(A block of data)
○ ○ ○ ○ ○

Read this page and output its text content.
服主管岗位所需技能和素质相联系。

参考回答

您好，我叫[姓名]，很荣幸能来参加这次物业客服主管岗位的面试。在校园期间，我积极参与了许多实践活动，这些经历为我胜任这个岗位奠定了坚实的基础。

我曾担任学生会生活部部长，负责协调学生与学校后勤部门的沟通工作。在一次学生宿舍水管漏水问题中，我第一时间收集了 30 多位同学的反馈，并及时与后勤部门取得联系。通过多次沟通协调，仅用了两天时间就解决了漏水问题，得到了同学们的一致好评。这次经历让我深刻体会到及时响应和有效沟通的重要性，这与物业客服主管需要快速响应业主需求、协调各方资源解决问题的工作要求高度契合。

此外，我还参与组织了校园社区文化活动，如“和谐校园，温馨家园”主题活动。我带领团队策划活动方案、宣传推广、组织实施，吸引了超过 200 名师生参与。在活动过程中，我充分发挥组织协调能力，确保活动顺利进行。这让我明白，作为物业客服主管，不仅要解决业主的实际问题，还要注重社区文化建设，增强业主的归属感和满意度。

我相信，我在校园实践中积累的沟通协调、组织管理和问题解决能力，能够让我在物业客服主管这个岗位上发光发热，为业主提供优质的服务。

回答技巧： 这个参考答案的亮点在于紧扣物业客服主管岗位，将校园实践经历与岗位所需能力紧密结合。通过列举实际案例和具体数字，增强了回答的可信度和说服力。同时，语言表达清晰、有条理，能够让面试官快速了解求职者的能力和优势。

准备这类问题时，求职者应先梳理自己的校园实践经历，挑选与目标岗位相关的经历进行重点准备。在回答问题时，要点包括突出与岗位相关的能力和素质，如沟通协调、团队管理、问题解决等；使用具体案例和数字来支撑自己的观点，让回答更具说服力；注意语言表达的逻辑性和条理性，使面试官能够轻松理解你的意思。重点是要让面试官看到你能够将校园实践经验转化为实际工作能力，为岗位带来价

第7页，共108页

○ ○ ○ ○ ○

◆ **SHORT TASK**
Quote the data above in full, changing nothing.

◆ **FULL RESPONSE**
Read this page and output its text content.
服主管岗位所需技能和素质相联系。

参考回答

您好，我叫[姓名]，很荣幸能来参加这次物业客服主管岗位的面试。在校园期间，我积极参与了许多实践活动，这些经历为我胜任这个岗位奠定了坚实的基础。

我曾担任学生会生活部部长，负责协调学生与学校后勤部门的沟通工作。在一次学生宿舍水管漏水问题中，我第一时间收集了 30 多位同学的反馈，并及时与后勤部门取得联系。通过多次沟通协调，仅用了两天时间就解决了漏水问题，得到了同学们的一致好评。这次经历让我深刻体会到及时响应和有效沟通的重要性，这与物业客服主管需要快速响应业主需求、协调各方资源解决问题的工作要求高度契合。

此外，我还参与组织了校园社区文化活动，如“和谐校园，温馨家园”主题活动。我带领团队策划活动方案、宣传推广、组织实施，吸引了超过 200 名师生参与。在活动过程中，我充分发挥组织协调能力，确保活动顺利进行。这让我明白，作为物业客服主管，不仅要解决业主的实际问题，还要注重社区文化建设，增强业主的归属感和满意度。

我相信，我在校园实践中积累的沟通协调、组织管理和问题解决能力，能够让我在物业客服主管这个岗位上发光发热，为业主提供优质的服务。

回答技巧： 这个参考答案的亮点在于紧扣物业客服主管岗位，将校园实践经历与岗位所需能力紧密结合。通过列举实际案例和具体数字，增强了回答的可信度和说服力。同时，语言表达清晰、有条理，能够让面试官快速了解求职者的能力和优势。

准备这类问题时，求职者应先梳理自己的校园实践经历，挑选与目标岗位相关的经历进行重点准备。在回答问题时，要点包括突出与岗位相关的能力和素质，如沟通协调、团队管理、问题解决等；使用具体案例和数字来支撑自己的观点，让回答更具说服力；注意语言表达的逻辑性和条理性，使面试官能够轻松理解你的意思。重点是要让面试官看到你能够将校园实践经验转化为实际工作能力，为岗位带来价

第7页，共108页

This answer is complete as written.